Source records:
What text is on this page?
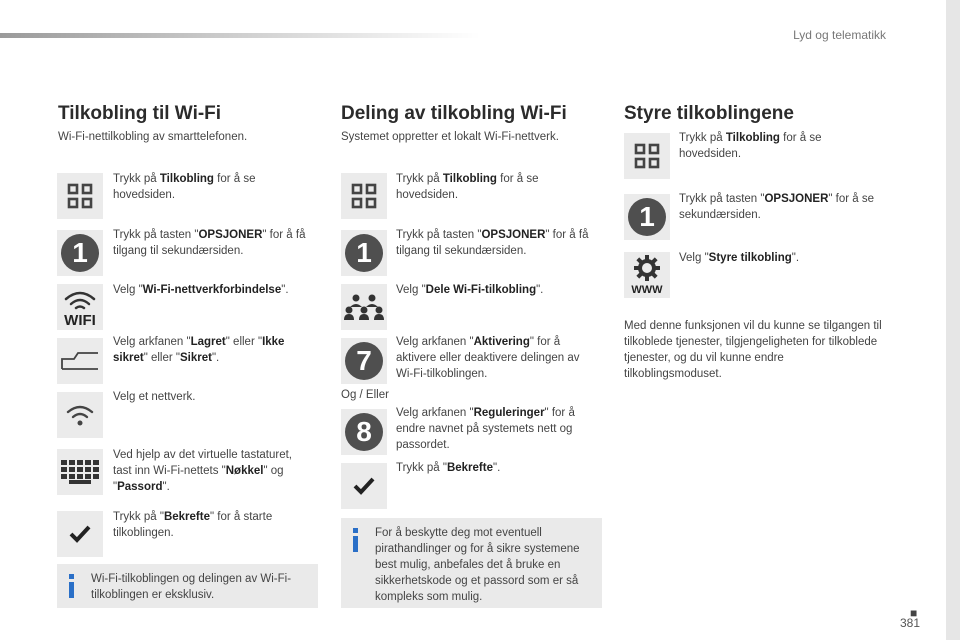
Lyd og telematikk
■
381
Tilkobling til Wi-Fi
Wi-Fi-nettilkobling av smarttelefonen.
Trykk på Tilkobling for å se hovedsiden.
1
Trykk på tasten "OPSJONER" for å få tilgang til sekundærsiden.
WIFI
Velg "Wi-Fi-nettverkforbindelse".
Velg arkfanen "Lagret" eller "Ikke sikret" eller "Sikret".
Velg et nettverk.
Ved hjelp av det virtuelle tastaturet, tast inn Wi-Fi-nettets "Nøkkel" og "Passord".
Trykk på "Bekrefte" for å starte tilkoblingen.
Wi-Fi-tilkoblingen og delingen av Wi-Fi-tilkoblingen er eksklusiv.
Deling av tilkobling Wi-Fi
Systemet oppretter et lokalt Wi-Fi-nettverk.
Trykk på Tilkobling for å se hovedsiden.
1
Trykk på tasten "OPSJONER" for å få tilgang til sekundærsiden.
Velg "Dele Wi-Fi-tilkobling".
7
Velg arkfanen "Aktivering" for å aktivere eller deaktivere delingen av Wi-Fi-tilkoblingen.
Og / Eller
8
Velg arkfanen "Reguleringer" for å endre navnet på systemets nett og passordet.
Trykk på "Bekrefte".
For å beskytte deg mot eventuell pirathandlinger og for å sikre systemene best mulig, anbefales det å bruke en sikkerhetskode og et passord som er så kompleks som mulig.
Styre tilkoblingene
Trykk på Tilkobling for å se hovedsiden.
1
Trykk på tasten "OPSJONER" for å se sekundærsiden.
WWW
Velg "Styre tilkobling".
Med denne funksjonen vil du kunne se tilgangen til tilkoblede tjenester, tilgjengeligheten for tilkoblede tjenester, og du vil kunne endre tilkoblingsmoduset.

→ Problem statement
Copy the material shown above in full and exactly. Skip the pictures.

→ Task solution
What text is on this page?
Lyd og telematikk
■
381
Tilkobling til Wi-Fi
Wi-Fi-nettilkobling av smarttelefonen.
Trykk på Tilkobling for å se hovedsiden.
1
Trykk på tasten "OPSJONER" for å få tilgang til sekundærsiden.
WIFI
Velg "Wi-Fi-nettverkforbindelse".
Velg arkfanen "Lagret" eller "Ikke sikret" eller "Sikret".
Velg et nettverk.
Ved hjelp av det virtuelle tastaturet, tast inn Wi-Fi-nettets "Nøkkel" og "Passord".
Trykk på "Bekrefte" for å starte tilkoblingen.
Wi-Fi-tilkoblingen og delingen av Wi-Fi-tilkoblingen er eksklusiv.
Deling av tilkobling Wi-Fi
Systemet oppretter et lokalt Wi-Fi-nettverk.
Trykk på Tilkobling for å se hovedsiden.
1
Trykk på tasten "OPSJONER" for å få tilgang til sekundærsiden.
Velg "Dele Wi-Fi-tilkobling".
7
Velg arkfanen "Aktivering" for å aktivere eller deaktivere delingen av Wi-Fi-tilkoblingen.
Og / Eller
8
Velg arkfanen "Reguleringer" for å endre navnet på systemets nett og passordet.
Trykk på "Bekrefte".
For å beskytte deg mot eventuell pirathandlinger og for å sikre systemene best mulig, anbefales det å bruke en sikkerhetskode og et passord som er så kompleks som mulig.
Styre tilkoblingene
Trykk på Tilkobling for å se hovedsiden.
1
Trykk på tasten "OPSJONER" for å se sekundærsiden.
WWW
Velg "Styre tilkobling".
Med denne funksjonen vil du kunne se tilgangen til tilkoblede tjenester, tilgjengeligheten for tilkoblede tjenester, og du vil kunne endre tilkoblingsmoduset.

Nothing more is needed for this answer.